* [Work to be completed]
Tell how many lines in the data below include the word "views". The answer is the number only.

* [Record excerpts]

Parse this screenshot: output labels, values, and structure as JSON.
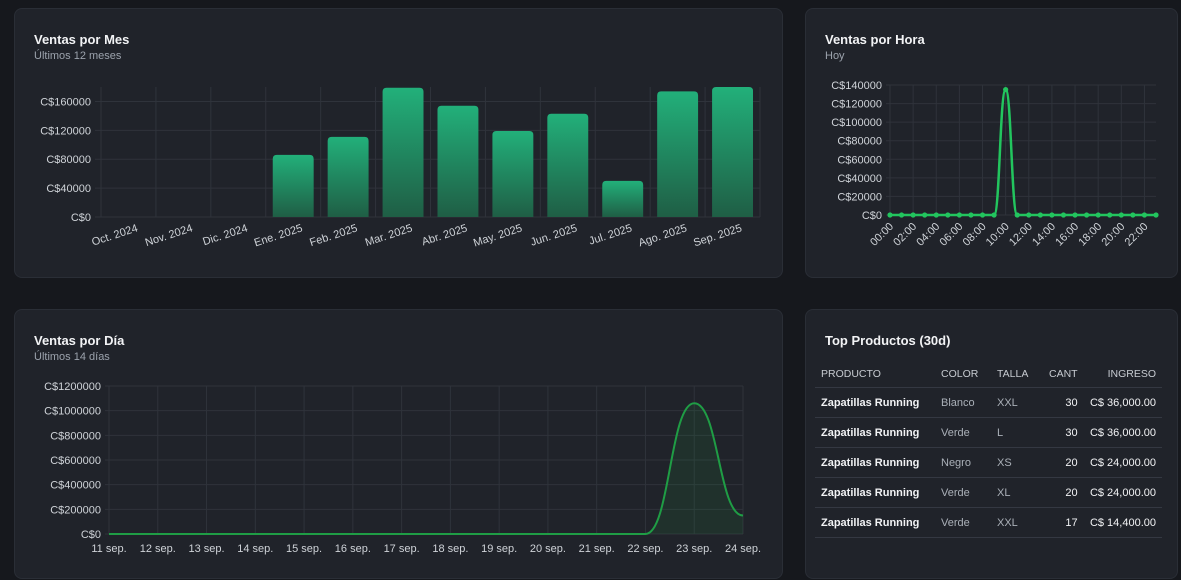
{
  "colors": {
    "accent": "#22c55e",
    "bar_top": "#22b07a",
    "bar_bottom": "#1f5e45",
    "line": "#22c55e",
    "line2": "#1f9d45"
  },
  "monthly": {
    "title": "Ventas por Mes",
    "subtitle": "Últimos 12 meses"
  },
  "hourly": {
    "title": "Ventas por Hora",
    "subtitle": "Hoy"
  },
  "daily": {
    "title": "Ventas por Día",
    "subtitle": "Últimos 14 días"
  },
  "top_products": {
    "title": "Top Productos (30d)",
    "columns": [
      "PRODUCTO",
      "COLOR",
      "TALLA",
      "CANT",
      "INGRESO"
    ],
    "rows": [
      [
        "Zapatillas Running",
        "Blanco",
        "XXL",
        "30",
        "C$ 36,000.00"
      ],
      [
        "Zapatillas Running",
        "Verde",
        "L",
        "30",
        "C$ 36,000.00"
      ],
      [
        "Zapatillas Running",
        "Negro",
        "XS",
        "20",
        "C$ 24,000.00"
      ],
      [
        "Zapatillas Running",
        "Verde",
        "XL",
        "20",
        "C$ 24,000.00"
      ],
      [
        "Zapatillas Running",
        "Verde",
        "XXL",
        "17",
        "C$ 14,400.00"
      ]
    ]
  },
  "chart_data": [
    {
      "type": "bar",
      "title": "Ventas por Mes",
      "subtitle": "Últimos 12 meses",
      "categories": [
        "Oct. 2024",
        "Nov. 2024",
        "Dic. 2024",
        "Ene. 2025",
        "Feb. 2025",
        "Mar. 2025",
        "Abr. 2025",
        "May. 2025",
        "Jun. 2025",
        "Jul. 2025",
        "Ago. 2025",
        "Sep. 2025"
      ],
      "values": [
        0,
        0,
        0,
        86000,
        111000,
        179000,
        154000,
        119000,
        143000,
        50000,
        174000,
        180000
      ],
      "yticks": [
        "C$0",
        "C$40000",
        "C$80000",
        "C$120000",
        "C$160000"
      ],
      "ylim": [
        0,
        180000
      ],
      "grid": true
    },
    {
      "type": "line",
      "title": "Ventas por Hora",
      "subtitle": "Hoy",
      "x": [
        "00:00",
        "01:00",
        "02:00",
        "03:00",
        "04:00",
        "05:00",
        "06:00",
        "07:00",
        "08:00",
        "09:00",
        "10:00",
        "11:00",
        "12:00",
        "13:00",
        "14:00",
        "15:00",
        "16:00",
        "17:00",
        "18:00",
        "19:00",
        "20:00",
        "21:00",
        "22:00",
        "23:00"
      ],
      "xticks": [
        "00:00",
        "02:00",
        "04:00",
        "06:00",
        "08:00",
        "10:00",
        "12:00",
        "14:00",
        "16:00",
        "18:00",
        "20:00",
        "22:00"
      ],
      "values": [
        0,
        0,
        0,
        0,
        0,
        0,
        0,
        0,
        0,
        0,
        135000,
        0,
        0,
        0,
        0,
        0,
        0,
        0,
        0,
        0,
        0,
        0,
        0,
        0
      ],
      "yticks": [
        "C$0",
        "C$20000",
        "C$40000",
        "C$60000",
        "C$80000",
        "C$100000",
        "C$120000",
        "C$140000"
      ],
      "ylim": [
        0,
        140000
      ],
      "grid": true
    },
    {
      "type": "area",
      "title": "Ventas por Día",
      "subtitle": "Últimos 14 días",
      "x": [
        "11 sep.",
        "12 sep.",
        "13 sep.",
        "14 sep.",
        "15 sep.",
        "16 sep.",
        "17 sep.",
        "18 sep.",
        "19 sep.",
        "20 sep.",
        "21 sep.",
        "22 sep.",
        "23 sep.",
        "24 sep."
      ],
      "values": [
        0,
        0,
        0,
        0,
        0,
        0,
        0,
        0,
        0,
        0,
        0,
        0,
        1060000,
        150000
      ],
      "yticks": [
        "C$0",
        "C$200000",
        "C$400000",
        "C$600000",
        "C$800000",
        "C$1000000",
        "C$1200000"
      ],
      "ylim": [
        0,
        1200000
      ],
      "grid": true
    }
  ]
}
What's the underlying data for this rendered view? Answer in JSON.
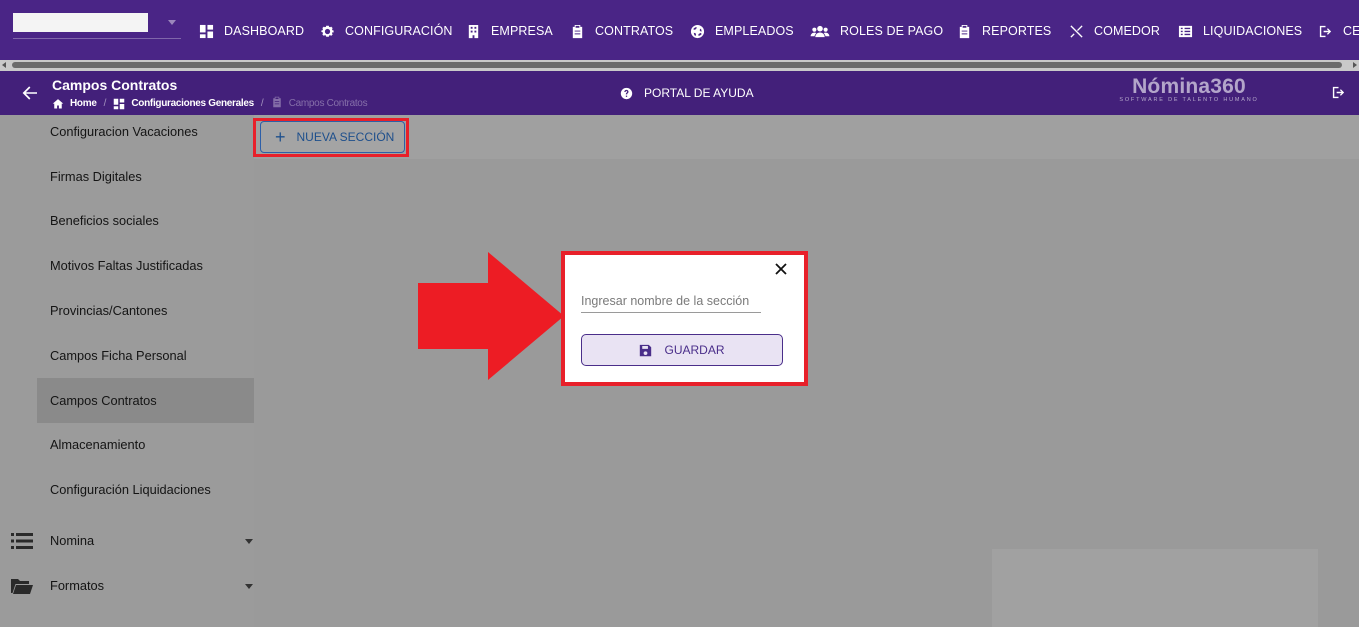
{
  "topnav": {
    "company_select_value": "",
    "items": [
      {
        "label": "DASHBOARD",
        "icon": "dashboard-icon"
      },
      {
        "label": "CONFIGURACIÓN",
        "icon": "gear-icon"
      },
      {
        "label": "EMPRESA",
        "icon": "building-icon"
      },
      {
        "label": "CONTRATOS",
        "icon": "clipboard-icon"
      },
      {
        "label": "EMPLEADOS",
        "icon": "globe-icon"
      },
      {
        "label": "ROLES DE PAGO",
        "icon": "users-icon"
      },
      {
        "label": "REPORTES",
        "icon": "clipboard-icon"
      },
      {
        "label": "COMEDOR",
        "icon": "utensils-icon"
      },
      {
        "label": "LIQUIDACIONES",
        "icon": "list-icon"
      },
      {
        "label": "CE",
        "icon": "logout-icon"
      }
    ]
  },
  "header": {
    "title": "Campos Contratos",
    "breadcrumb": [
      "Home",
      "Configuraciones Generales",
      "Campos Contratos"
    ],
    "help_label": "PORTAL DE AYUDA",
    "logo_main": "Nómina360",
    "logo_sub": "SOFTWARE DE TALENTO HUMANO"
  },
  "sidebar": {
    "items": [
      {
        "label": "Configuracion Vacaciones"
      },
      {
        "label": "Firmas Digitales"
      },
      {
        "label": "Beneficios sociales"
      },
      {
        "label": "Motivos Faltas Justificadas"
      },
      {
        "label": "Provincias/Cantones"
      },
      {
        "label": "Campos Ficha Personal"
      },
      {
        "label": "Campos Contratos",
        "active": true
      },
      {
        "label": "Almacenamiento"
      },
      {
        "label": "Configuración Liquidaciones"
      }
    ],
    "groups": [
      {
        "label": "Nomina",
        "icon": "list-icon"
      },
      {
        "label": "Formatos",
        "icon": "folder-open-icon"
      }
    ]
  },
  "toolbar": {
    "new_section_label": "NUEVA SECCIÓN"
  },
  "dialog": {
    "input_placeholder": "Ingresar nombre de la sección",
    "input_value": "",
    "save_label": "GUARDAR"
  },
  "colors": {
    "nav_purple": "#4a2586",
    "header_purple": "#43207a",
    "highlight_red": "#e8202a",
    "button_blue": "#1e4f8c",
    "save_purple": "#4a2e8a"
  }
}
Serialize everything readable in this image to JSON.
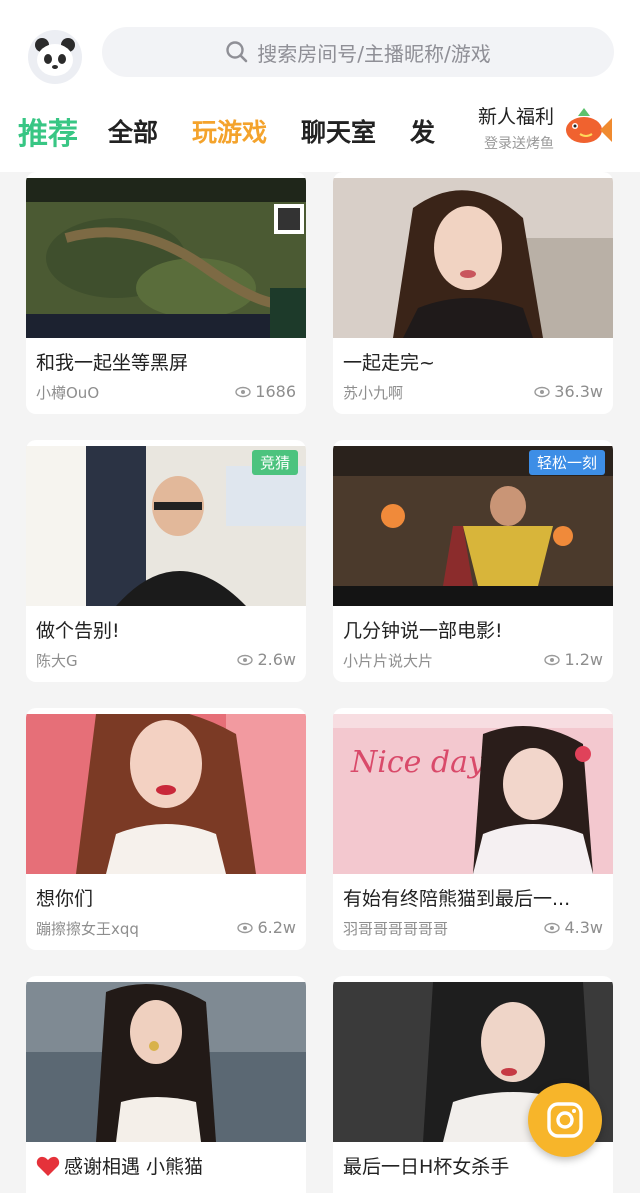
{
  "header": {
    "search_placeholder": "搜索房间号/主播昵称/游戏",
    "tabs": [
      "推荐",
      "全部",
      "玩游戏",
      "聊天室",
      "发"
    ],
    "promo_title": "新人福利",
    "promo_sub": "登录送烤鱼"
  },
  "colors": {
    "accent_green": "#38c684",
    "accent_orange": "#f4a32c",
    "fab": "#f7b52a"
  },
  "cards": [
    {
      "title": "和我一起坐等黑屏",
      "author": "小樽OuO",
      "views": "1686",
      "badge": ""
    },
    {
      "title": "一起走完~",
      "author": "苏小九啊",
      "views": "36.3w",
      "badge": ""
    },
    {
      "title": "做个告别!",
      "author": "陈大G",
      "views": "2.6w",
      "badge": "竞猜"
    },
    {
      "title": "几分钟说一部电影!",
      "author": "小片片说大片",
      "views": "1.2w",
      "badge": "轻松一刻"
    },
    {
      "title": "想你们",
      "author": "蹦擦擦女王xqq",
      "views": "6.2w",
      "badge": ""
    },
    {
      "title": "有始有终陪熊猫到最后一...",
      "author": "羽哥哥哥哥哥哥",
      "views": "4.3w",
      "badge": ""
    },
    {
      "title": "感谢相遇 小熊猫",
      "author": "",
      "views": "",
      "badge": ""
    },
    {
      "title": "最后一日H杯女杀手",
      "author": "",
      "views": "",
      "badge": ""
    }
  ],
  "thumb_overlay_text": {
    "nice_day": "Nice day"
  },
  "icons": {
    "search": "search-icon",
    "views": "eye-icon",
    "promo": "fish-icon",
    "fab": "camera-icon"
  }
}
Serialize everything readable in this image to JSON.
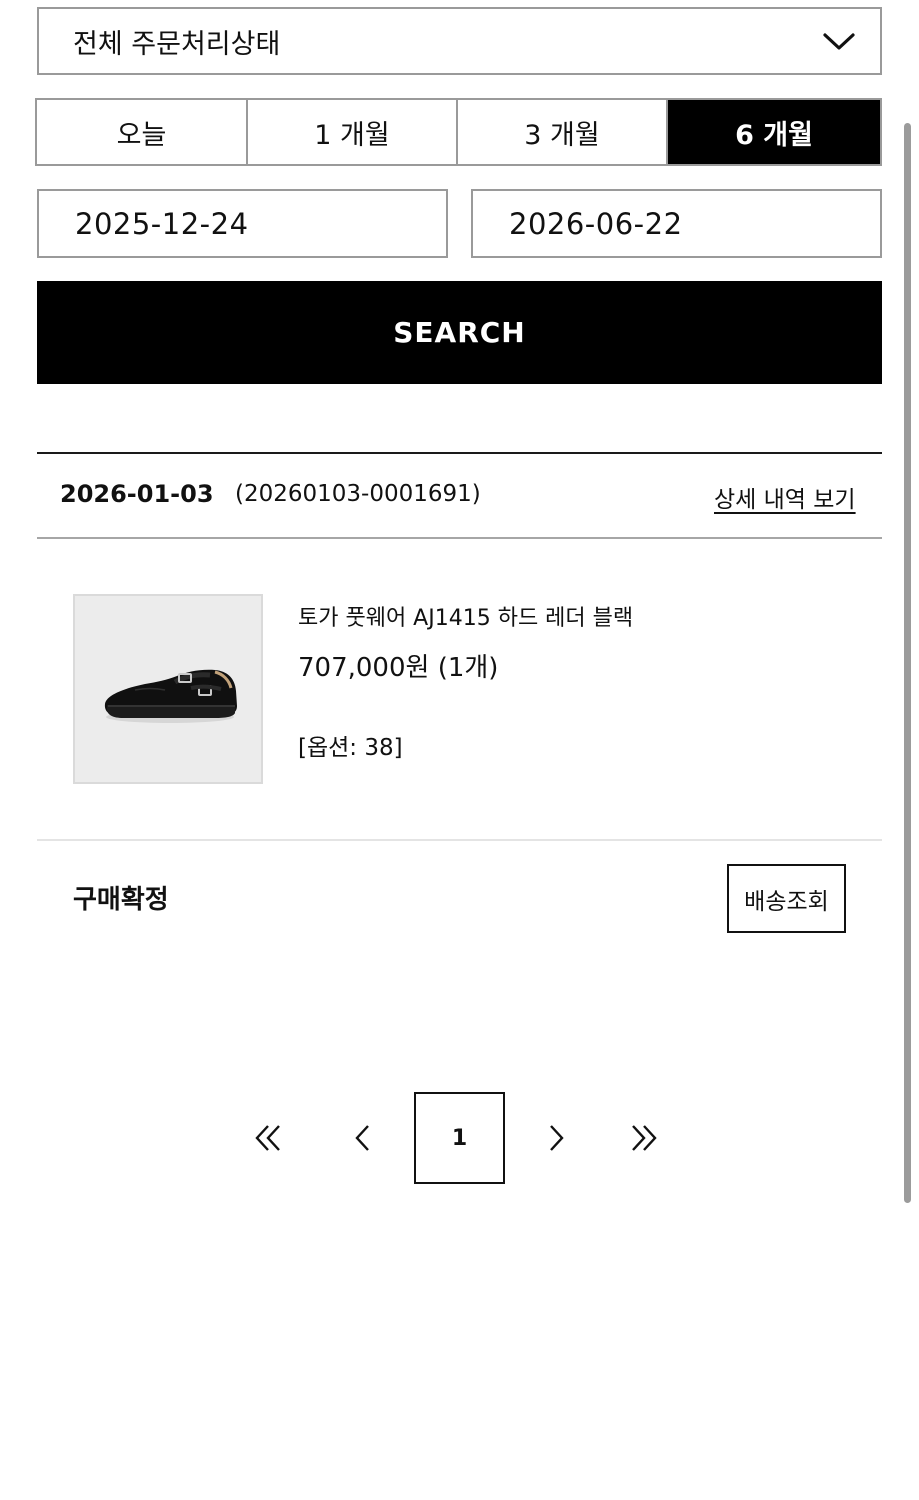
{
  "status_filter": {
    "selected": "전체 주문처리상태"
  },
  "period_tabs": [
    {
      "label": "오늘"
    },
    {
      "label": "1 개월"
    },
    {
      "label": "3 개월"
    },
    {
      "label": "6 개월",
      "active": true
    }
  ],
  "date_range": {
    "start": "2025-12-24",
    "end": "2026-06-22"
  },
  "search_label": "SEARCH",
  "order": {
    "date": "2026-01-03",
    "number": "(20260103-0001691)",
    "detail_link": "상세 내역 보기",
    "item": {
      "name": "토가 풋웨어 AJ1415 하드 레더 블랙",
      "price": "707,000원 (1개)",
      "option": "[옵션: 38]",
      "image_icon": "shoe-image"
    },
    "status": "구매확정",
    "track_button": "배송조회"
  },
  "pagination": {
    "current_page": "1",
    "icons": [
      "double-chevron-left-icon",
      "chevron-left-icon",
      "chevron-right-icon",
      "double-chevron-right-icon"
    ]
  },
  "colors": {
    "accent": "#000000",
    "border": "#9a9a9a",
    "thumb_bg": "#ececec"
  }
}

* [Exercise output]
9